» GOAL OF THE EXERCISE:
Only lines holding the word "recent" should be copied from the material.

[Saved data entries]
━━━━━━━━━━

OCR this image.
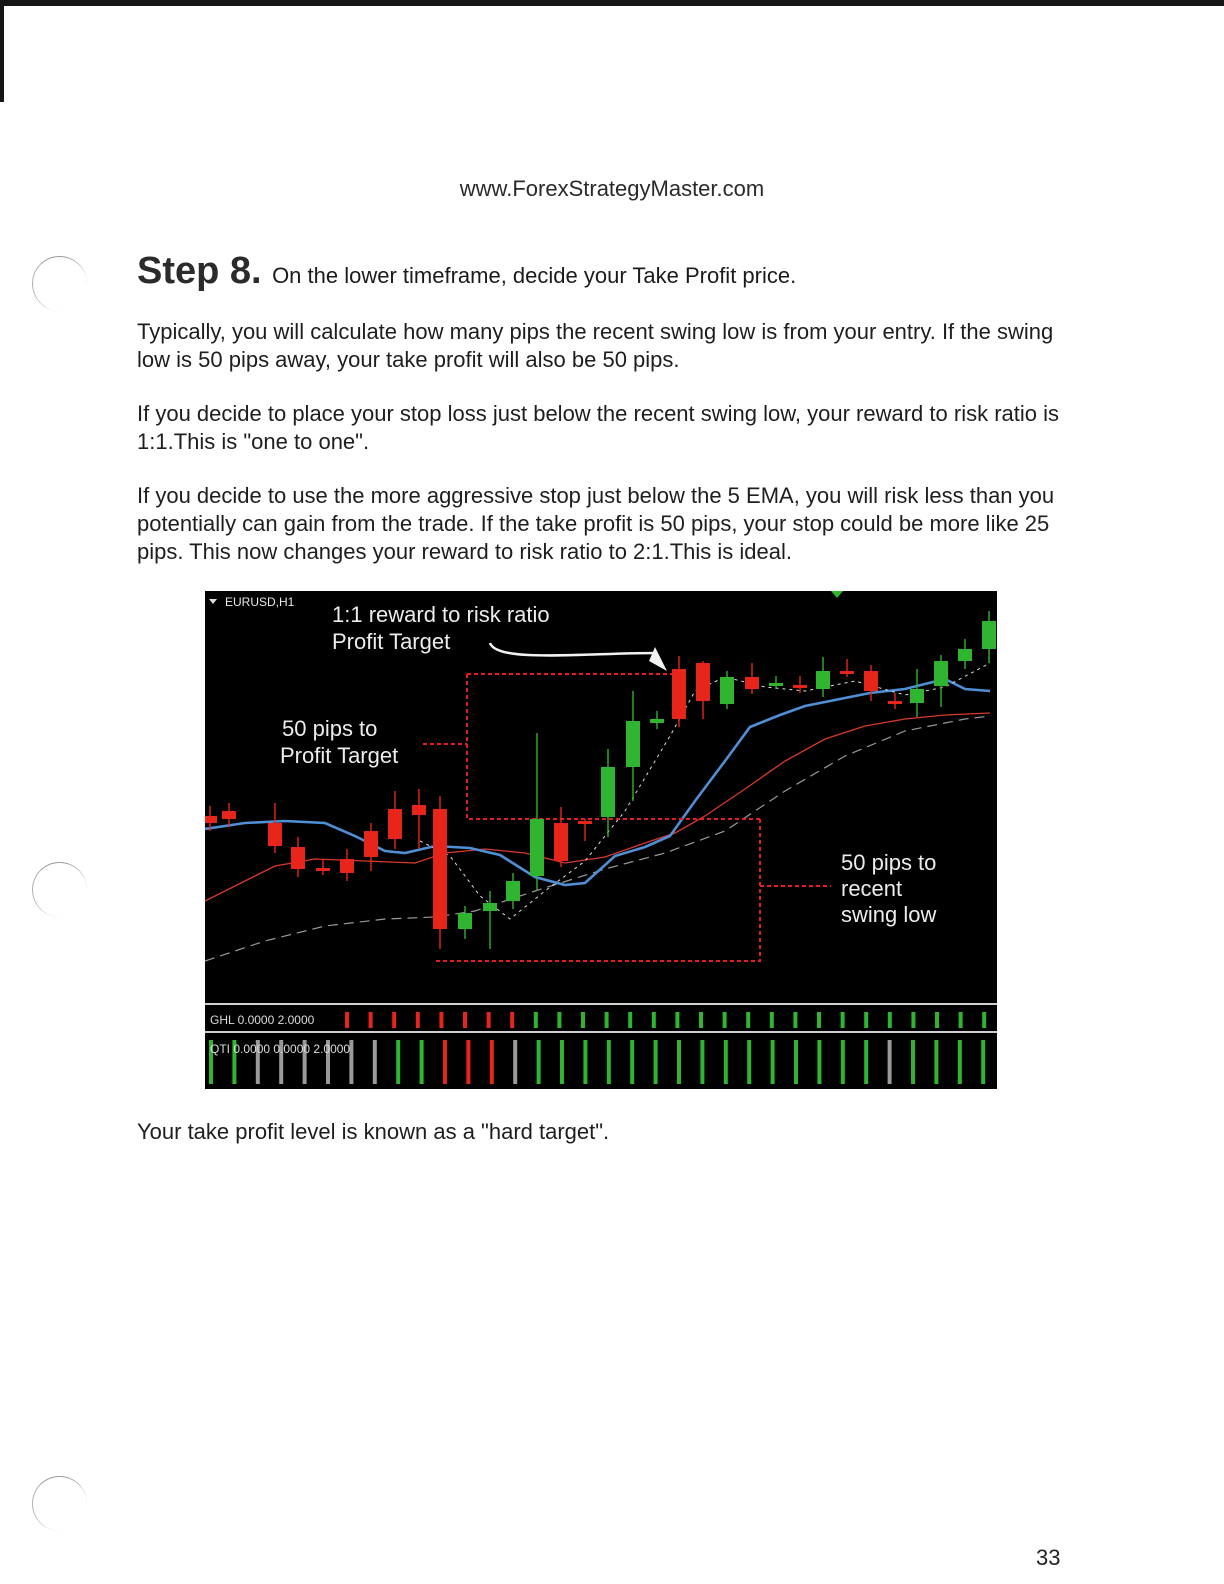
www.ForexStrategyMaster.com
Step 8. On the lower timeframe, decide your Take Profit price.

Typically, you will calculate how many pips the recent swing low is from your entry. If the swing low is 50 pips away, your take profit will also be 50 pips.

If you decide to place your stop loss just below the recent swing low, your reward to risk ratio is 1:1.This is "one to one".

If you decide to use the more aggressive stop just below the 5 EMA, you will risk less than you potentially can gain from the trade. If the take profit is 50 pips, your stop could be more like 25 pips. This now changes your reward to risk ratio to 2:1.This is ideal.

EURUSD,H1 1:1 reward to risk ratio
Profit Target
50 pips to
Profit Target
50 pips to
recent
swing low
GHL 0.0000 2.0000
QTI 0.0000 0.0000 2.0000

Your take profit level is known as a "hard target".

33
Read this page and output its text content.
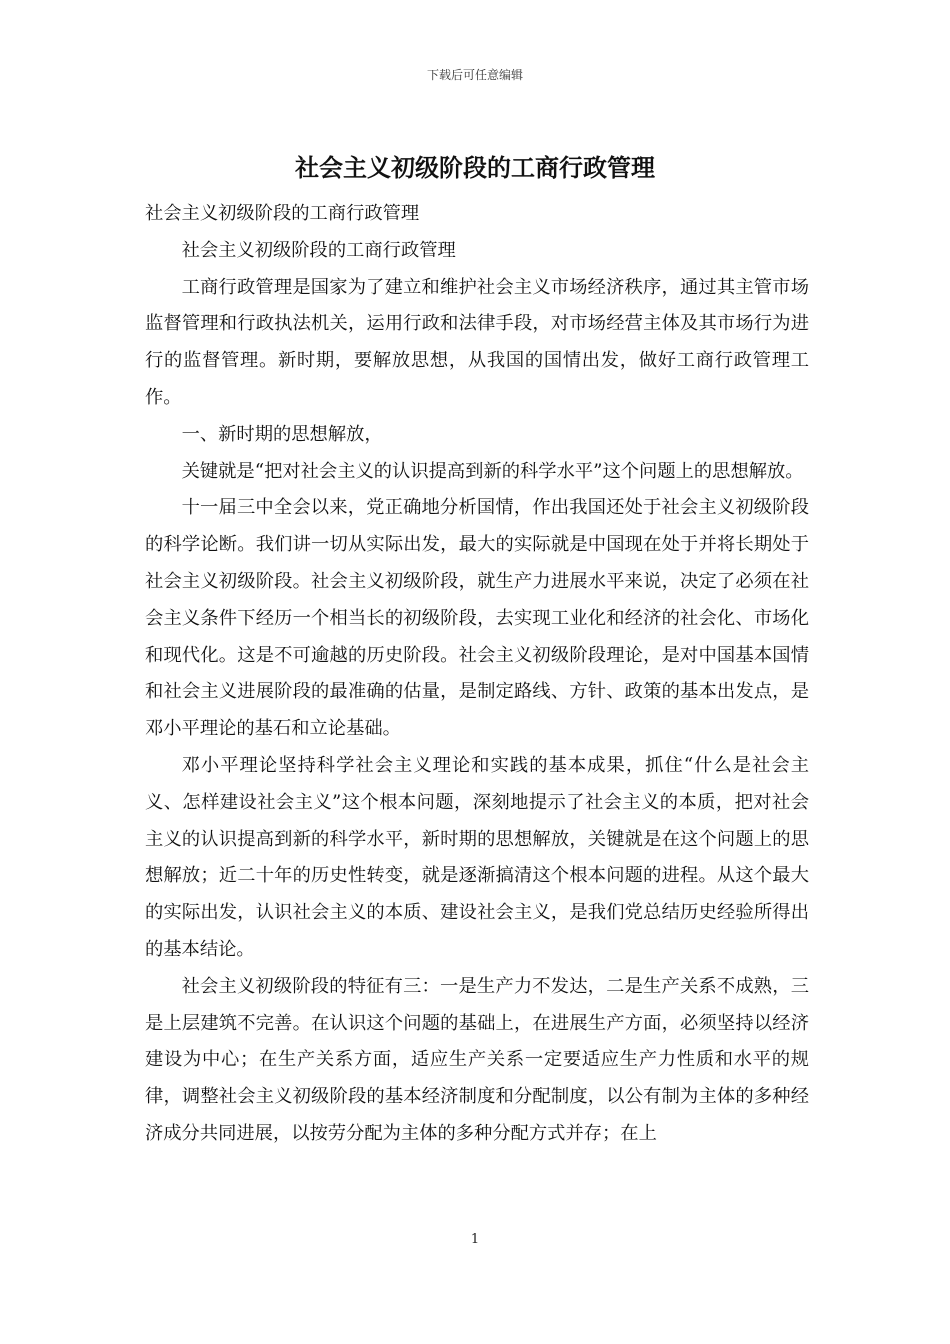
下载后可任意编辑
社会主义初级阶段的工商行政管理

社会主义初级阶段的工商行政管理

社会主义初级阶段的工商行政管理

工商行政管理是国家为了建立和维护社会主义市场经济秩序，通过其主管市场监督管理和行政执法机关，运用行政和法律手段，对市场经营主体及其市场行为进行的监督管理。新时期，要解放思想，从我国的国情出发，做好工商行政管理工作。

一、新时期的思想解放，

关键就是“把对社会主义的认识提高到新的科学水平”这个问题上的思想解放。

十一届三中全会以来，党正确地分析国情，作出我国还处于社会主义初级阶段的科学论断。我们讲一切从实际出发，最大的实际就是中国现在处于并将长期处于社会主义初级阶段。社会主义初级阶段，就生产力进展水平来说，决定了必须在社会主义条件下经历一个相当长的初级阶段，去实现工业化和经济的社会化、市场化和现代化。这是不可逾越的历史阶段。社会主义初级阶段理论，是对中国基本国情和社会主义进展阶段的最准确的估量，是制定路线、方针、政策的基本出发点，是邓小平理论的基石和立论基础。

邓小平理论坚持科学社会主义理论和实践的基本成果，抓住“什么是社会主义、怎样建设社会主义”这个根本问题，深刻地提示了社会主义的本质，把对社会主义的认识提高到新的科学水平，新时期的思想解放，关键就是在这个问题上的思想解放；近二十年的历史性转变，就是逐渐搞清这个根本问题的进程。从这个最大的实际出发，认识社会主义的本质、建设社会主义，是我们党总结历史经验所得出的基本结论。

社会主义初级阶段的特征有三：一是生产力不发达，二是生产关系不成熟，三是上层建筑不完善。在认识这个问题的基础上，在进展生产方面，必须坚持以经济建设为中心；在生产关系方面，适应生产关系一定要适应生产力性质和水平的规律，调整社会主义初级阶段的基本经济制度和分配制度，以公有制为主体的多种经济成分共同进展，以按劳分配为主体的多种分配方式并存；在上

1
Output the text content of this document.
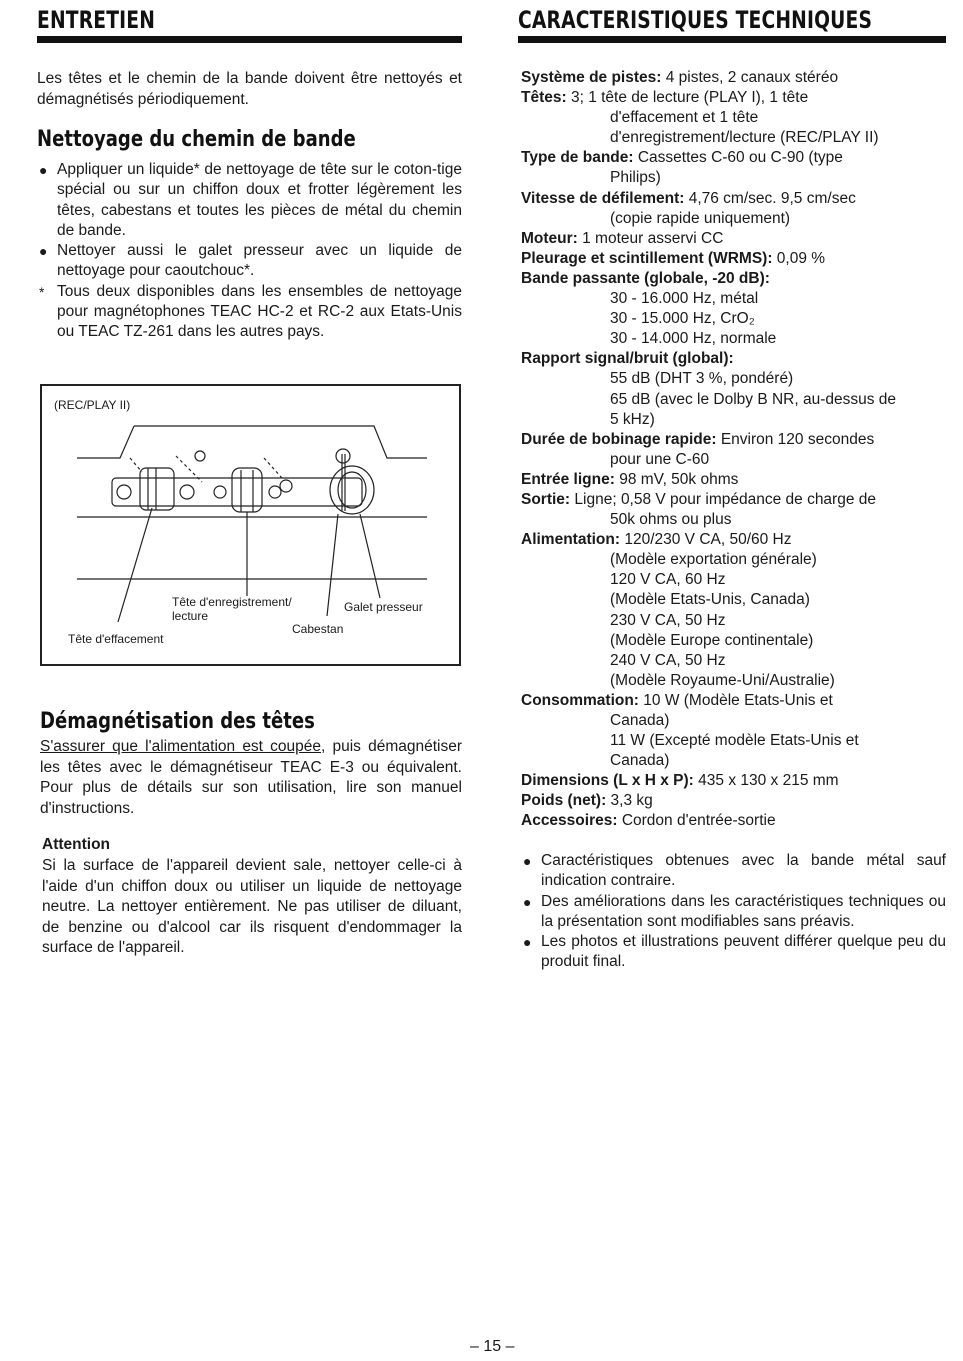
ENTRETIEN

Les têtes et le chemin de la bande doivent être nettoyés et démagnétisés périodiquement.

Nettoyage du chemin de bande
● Appliquer un liquide* de nettoyage de tête sur le coton-tige spécial ou sur un chiffon doux et frotter légèrement les têtes, cabestans et toutes les pièces de métal du chemin de bande.
● Nettoyer aussi le galet presseur avec un liquide de nettoyage pour caoutchouc*.
* Tous deux disponibles dans les ensembles de nettoyage pour magnétophones TEAC HC-2 et RC-2 aux Etats-Unis ou TEAC TZ-261 dans les autres pays.
(REC/PLAY II)
Tête d'enregistrement/
lecture
Galet presseur
Cabestan
Tête d'effacement
Démagnétisation des têtes

S'assurer que l'alimentation est coupée, puis démagnétiser les têtes avec le démagnétiseur TEAC E-3 ou équivalent. Pour plus de détails sur son utilisation, lire son manuel d'instructions.

Attention

Si la surface de l'appareil devient sale, nettoyer celle-ci à l'aide d'un chiffon doux ou utiliser un liquide de nettoyage neutre. La nettoyer entièrement. Ne pas utiliser de diluant, de benzine ou d'alcool car ils risquent d'endommager la surface de l'appareil.

CARACTERISTIQUES TECHNIQUES
Système de pistes: 4 pistes, 2 canaux stéréo
Têtes: 3; 1 tête de lecture (PLAY I), 1 tête
d'effacement et 1 tête
d'enregistrement/lecture (REC/PLAY II)
Type de bande: Cassettes C-60 ou C-90 (type
Philips)
Vitesse de défilement: 4,76 cm/sec. 9,5 cm/sec
(copie rapide uniquement)
Moteur: 1 moteur asservi CC
Pleurage et scintillement (WRMS): 0,09 %
Bande passante (globale, -20 dB):
30 - 16.000 Hz, métal
30 - 15.000 Hz, CrO₂
30 - 14.000 Hz, normale
Rapport signal/bruit (global):
55 dB (DHT 3 %, pondéré)
65 dB (avec le Dolby B NR, au-dessus de
5 kHz)
Durée de bobinage rapide: Environ 120 secondes
pour une C-60
Entrée ligne: 98 mV, 50k ohms
Sortie: Ligne; 0,58 V pour impédance de charge de
50k ohms ou plus
Alimentation: 120/230 V CA, 50/60 Hz
(Modèle exportation générale)
120 V CA, 60 Hz
(Modèle Etats-Unis, Canada)
230 V CA, 50 Hz
(Modèle Europe continentale)
240 V CA, 50 Hz
(Modèle Royaume-Uni/Australie)
Consommation: 10 W (Modèle Etats-Unis et
Canada)
11 W (Excepté modèle Etats-Unis et
Canada)
Dimensions (L x H x P): 435 x 130 x 215 mm
Poids (net): 3,3 kg
Accessoires: Cordon d'entrée-sortie
● Caractéristiques obtenues avec la bande métal sauf indication contraire.
● Des améliorations dans les caractéristiques techniques ou la présentation sont modifiables sans préavis.
● Les photos et illustrations peuvent différer quelque peu du produit final.
– 15 –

━━━━━━━━━━

» COMPLETE OUTPUT:
Typically, you will calculate how many pips the recent swing low is from your entry. If the swing low is 50 pips away, your take profit will also be 50 pips.
If you decide to place your stop loss just below the recent swing low, your reward to risk ratio is 1:1.This is "one to one".
recent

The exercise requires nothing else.